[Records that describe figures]
☆ ☆ ☆ ☆

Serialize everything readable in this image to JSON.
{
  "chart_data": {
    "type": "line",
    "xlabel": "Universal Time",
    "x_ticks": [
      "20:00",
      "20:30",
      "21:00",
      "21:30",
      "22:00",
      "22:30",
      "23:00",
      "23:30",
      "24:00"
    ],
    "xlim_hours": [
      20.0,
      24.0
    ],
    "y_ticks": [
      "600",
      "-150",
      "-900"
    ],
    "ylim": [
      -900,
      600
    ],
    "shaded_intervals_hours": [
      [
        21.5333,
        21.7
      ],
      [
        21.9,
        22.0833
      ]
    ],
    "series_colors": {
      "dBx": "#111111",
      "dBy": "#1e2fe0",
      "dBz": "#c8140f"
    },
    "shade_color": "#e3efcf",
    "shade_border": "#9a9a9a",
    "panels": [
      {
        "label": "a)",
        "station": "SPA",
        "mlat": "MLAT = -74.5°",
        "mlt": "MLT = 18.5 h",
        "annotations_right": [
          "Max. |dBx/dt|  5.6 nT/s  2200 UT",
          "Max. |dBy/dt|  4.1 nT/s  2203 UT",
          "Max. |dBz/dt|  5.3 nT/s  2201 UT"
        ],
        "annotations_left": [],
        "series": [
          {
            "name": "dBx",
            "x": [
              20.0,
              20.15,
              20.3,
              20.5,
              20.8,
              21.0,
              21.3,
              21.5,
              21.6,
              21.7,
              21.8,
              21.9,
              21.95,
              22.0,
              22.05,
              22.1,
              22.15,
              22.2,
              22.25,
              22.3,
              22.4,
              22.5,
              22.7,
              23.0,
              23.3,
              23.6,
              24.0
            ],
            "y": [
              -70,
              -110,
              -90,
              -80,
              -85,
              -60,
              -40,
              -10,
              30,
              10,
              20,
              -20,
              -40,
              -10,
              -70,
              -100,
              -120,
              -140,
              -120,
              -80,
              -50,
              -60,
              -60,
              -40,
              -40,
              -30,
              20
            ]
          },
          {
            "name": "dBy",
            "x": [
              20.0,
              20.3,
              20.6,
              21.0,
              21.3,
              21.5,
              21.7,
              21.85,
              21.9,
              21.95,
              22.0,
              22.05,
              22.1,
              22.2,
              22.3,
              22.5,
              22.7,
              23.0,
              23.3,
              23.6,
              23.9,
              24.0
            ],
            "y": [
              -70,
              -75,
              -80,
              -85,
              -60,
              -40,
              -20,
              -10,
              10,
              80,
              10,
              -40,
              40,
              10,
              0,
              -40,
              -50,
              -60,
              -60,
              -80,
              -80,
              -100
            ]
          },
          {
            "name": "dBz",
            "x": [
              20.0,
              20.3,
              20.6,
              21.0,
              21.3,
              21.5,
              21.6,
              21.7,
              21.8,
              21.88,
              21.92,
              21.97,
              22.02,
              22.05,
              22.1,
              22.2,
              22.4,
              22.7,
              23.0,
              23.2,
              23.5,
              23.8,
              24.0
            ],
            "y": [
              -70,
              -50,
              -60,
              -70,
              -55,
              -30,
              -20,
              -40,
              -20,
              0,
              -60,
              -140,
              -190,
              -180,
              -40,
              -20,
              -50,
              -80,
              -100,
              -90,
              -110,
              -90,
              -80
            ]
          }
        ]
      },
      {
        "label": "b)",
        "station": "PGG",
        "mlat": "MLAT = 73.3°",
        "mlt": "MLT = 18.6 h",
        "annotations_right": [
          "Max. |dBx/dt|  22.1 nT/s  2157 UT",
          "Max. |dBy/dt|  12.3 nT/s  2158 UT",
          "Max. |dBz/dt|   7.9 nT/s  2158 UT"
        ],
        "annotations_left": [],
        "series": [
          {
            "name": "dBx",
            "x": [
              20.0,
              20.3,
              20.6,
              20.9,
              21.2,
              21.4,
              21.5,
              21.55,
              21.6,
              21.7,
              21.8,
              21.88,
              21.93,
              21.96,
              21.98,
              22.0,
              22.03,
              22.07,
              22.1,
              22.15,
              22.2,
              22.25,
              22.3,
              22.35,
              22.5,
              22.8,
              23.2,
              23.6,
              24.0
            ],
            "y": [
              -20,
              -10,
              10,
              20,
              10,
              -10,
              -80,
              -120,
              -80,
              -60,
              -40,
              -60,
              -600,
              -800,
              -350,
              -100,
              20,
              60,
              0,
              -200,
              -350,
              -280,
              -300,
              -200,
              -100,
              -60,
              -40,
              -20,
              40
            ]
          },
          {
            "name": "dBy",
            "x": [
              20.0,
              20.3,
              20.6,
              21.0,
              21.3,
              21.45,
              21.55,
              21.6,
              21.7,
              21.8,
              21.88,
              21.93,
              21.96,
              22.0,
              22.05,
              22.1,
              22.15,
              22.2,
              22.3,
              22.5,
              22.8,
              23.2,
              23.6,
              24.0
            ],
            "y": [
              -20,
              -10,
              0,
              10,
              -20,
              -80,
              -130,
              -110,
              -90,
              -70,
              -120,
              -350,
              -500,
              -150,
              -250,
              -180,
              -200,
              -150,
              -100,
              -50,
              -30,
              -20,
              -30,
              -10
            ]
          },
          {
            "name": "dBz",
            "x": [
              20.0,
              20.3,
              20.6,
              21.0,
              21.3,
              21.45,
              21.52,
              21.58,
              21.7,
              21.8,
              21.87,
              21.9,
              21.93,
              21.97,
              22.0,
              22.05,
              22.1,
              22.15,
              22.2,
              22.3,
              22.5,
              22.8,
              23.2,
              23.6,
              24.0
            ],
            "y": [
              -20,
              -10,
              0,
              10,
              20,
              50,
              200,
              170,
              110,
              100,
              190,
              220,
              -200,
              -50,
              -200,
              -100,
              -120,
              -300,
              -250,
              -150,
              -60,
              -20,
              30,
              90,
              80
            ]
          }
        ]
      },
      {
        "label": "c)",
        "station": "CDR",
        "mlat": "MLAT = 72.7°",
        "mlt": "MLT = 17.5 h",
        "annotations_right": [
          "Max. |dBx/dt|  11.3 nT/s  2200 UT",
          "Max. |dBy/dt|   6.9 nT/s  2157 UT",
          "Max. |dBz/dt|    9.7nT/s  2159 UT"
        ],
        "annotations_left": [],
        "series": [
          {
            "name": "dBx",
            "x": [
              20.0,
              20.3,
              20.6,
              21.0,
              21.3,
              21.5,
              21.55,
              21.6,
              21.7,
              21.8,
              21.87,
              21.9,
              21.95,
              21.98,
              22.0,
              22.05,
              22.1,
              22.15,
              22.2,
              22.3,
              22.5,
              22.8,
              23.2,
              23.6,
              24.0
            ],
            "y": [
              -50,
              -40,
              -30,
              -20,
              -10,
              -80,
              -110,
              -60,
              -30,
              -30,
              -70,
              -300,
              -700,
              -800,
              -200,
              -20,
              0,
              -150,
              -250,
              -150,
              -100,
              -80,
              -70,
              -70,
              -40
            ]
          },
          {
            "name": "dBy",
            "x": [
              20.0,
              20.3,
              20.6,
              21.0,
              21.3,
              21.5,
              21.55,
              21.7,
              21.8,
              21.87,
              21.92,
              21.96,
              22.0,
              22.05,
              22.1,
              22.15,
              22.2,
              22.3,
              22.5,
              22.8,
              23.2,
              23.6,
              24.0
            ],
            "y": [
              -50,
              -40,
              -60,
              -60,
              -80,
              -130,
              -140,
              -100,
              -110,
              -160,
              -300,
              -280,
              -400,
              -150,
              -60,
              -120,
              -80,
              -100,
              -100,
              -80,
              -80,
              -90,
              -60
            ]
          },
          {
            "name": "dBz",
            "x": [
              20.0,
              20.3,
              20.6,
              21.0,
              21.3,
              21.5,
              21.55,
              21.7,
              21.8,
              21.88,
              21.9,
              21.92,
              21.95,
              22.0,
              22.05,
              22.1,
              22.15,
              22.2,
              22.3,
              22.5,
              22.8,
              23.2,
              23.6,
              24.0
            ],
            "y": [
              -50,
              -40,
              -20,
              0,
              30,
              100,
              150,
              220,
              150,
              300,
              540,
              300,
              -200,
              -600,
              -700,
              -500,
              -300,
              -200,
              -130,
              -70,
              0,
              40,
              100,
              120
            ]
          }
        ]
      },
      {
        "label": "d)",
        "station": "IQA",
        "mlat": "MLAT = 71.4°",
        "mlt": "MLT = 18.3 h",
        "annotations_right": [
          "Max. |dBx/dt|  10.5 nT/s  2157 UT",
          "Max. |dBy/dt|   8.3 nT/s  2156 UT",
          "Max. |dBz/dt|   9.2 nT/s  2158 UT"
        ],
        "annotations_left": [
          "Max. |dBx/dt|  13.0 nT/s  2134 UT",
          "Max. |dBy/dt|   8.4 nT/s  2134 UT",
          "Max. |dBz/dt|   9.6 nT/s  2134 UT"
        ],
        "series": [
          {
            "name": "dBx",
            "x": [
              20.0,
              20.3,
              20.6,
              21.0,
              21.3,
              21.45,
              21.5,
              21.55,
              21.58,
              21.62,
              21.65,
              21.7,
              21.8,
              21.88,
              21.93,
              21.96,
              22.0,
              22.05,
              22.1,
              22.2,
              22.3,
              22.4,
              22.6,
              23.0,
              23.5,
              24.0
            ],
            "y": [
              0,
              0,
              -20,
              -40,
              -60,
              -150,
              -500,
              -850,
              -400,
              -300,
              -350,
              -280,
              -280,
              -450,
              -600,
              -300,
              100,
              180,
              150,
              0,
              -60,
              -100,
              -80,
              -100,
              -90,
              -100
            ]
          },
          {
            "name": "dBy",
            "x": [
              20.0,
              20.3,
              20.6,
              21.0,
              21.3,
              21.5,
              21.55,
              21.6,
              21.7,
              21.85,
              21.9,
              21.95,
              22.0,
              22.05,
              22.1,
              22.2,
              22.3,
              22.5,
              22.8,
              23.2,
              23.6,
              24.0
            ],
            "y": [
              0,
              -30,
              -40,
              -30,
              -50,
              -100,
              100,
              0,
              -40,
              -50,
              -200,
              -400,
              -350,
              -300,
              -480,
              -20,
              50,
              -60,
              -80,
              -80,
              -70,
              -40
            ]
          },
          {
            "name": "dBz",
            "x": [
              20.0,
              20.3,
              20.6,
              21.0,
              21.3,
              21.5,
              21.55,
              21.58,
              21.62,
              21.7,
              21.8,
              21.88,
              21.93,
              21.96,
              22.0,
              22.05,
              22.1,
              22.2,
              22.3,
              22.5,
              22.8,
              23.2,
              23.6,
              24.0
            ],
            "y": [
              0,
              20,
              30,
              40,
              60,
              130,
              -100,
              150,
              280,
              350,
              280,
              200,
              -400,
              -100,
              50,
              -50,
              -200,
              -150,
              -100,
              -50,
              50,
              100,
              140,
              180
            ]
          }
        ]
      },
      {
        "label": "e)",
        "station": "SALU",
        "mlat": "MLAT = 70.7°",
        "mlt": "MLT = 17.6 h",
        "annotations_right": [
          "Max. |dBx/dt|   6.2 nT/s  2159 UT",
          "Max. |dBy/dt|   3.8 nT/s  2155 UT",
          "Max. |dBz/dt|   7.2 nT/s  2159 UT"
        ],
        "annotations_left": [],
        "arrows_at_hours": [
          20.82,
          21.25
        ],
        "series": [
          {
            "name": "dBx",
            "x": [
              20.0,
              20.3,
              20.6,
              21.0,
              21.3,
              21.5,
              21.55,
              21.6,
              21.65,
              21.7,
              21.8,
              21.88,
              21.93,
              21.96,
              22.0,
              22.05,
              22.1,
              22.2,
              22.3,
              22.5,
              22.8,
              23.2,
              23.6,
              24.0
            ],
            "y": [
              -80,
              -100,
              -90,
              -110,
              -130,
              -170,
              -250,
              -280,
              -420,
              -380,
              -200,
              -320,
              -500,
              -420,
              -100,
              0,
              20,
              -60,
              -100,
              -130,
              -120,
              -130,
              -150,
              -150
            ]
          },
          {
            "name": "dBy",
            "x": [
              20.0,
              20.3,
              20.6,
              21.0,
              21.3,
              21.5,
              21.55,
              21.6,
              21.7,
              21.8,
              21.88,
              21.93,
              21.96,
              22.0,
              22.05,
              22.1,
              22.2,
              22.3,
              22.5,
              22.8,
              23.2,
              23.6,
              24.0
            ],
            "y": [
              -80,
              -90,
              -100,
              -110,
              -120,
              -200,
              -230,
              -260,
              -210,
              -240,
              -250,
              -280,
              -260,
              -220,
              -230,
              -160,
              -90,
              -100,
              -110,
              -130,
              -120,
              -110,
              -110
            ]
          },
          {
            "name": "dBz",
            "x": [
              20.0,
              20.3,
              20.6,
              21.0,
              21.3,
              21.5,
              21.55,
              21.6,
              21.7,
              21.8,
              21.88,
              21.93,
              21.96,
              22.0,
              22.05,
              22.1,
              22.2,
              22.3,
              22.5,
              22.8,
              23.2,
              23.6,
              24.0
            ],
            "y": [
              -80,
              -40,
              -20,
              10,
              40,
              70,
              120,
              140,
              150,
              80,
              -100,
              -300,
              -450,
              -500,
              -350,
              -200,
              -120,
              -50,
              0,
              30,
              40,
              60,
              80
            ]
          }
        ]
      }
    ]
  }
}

☆ ☆ ☆ ☆

### [EXERCISE AIM]
Each line of the material that holds the string "mlat" counts once; give the total alone.

### [COMPLETED TASK]
5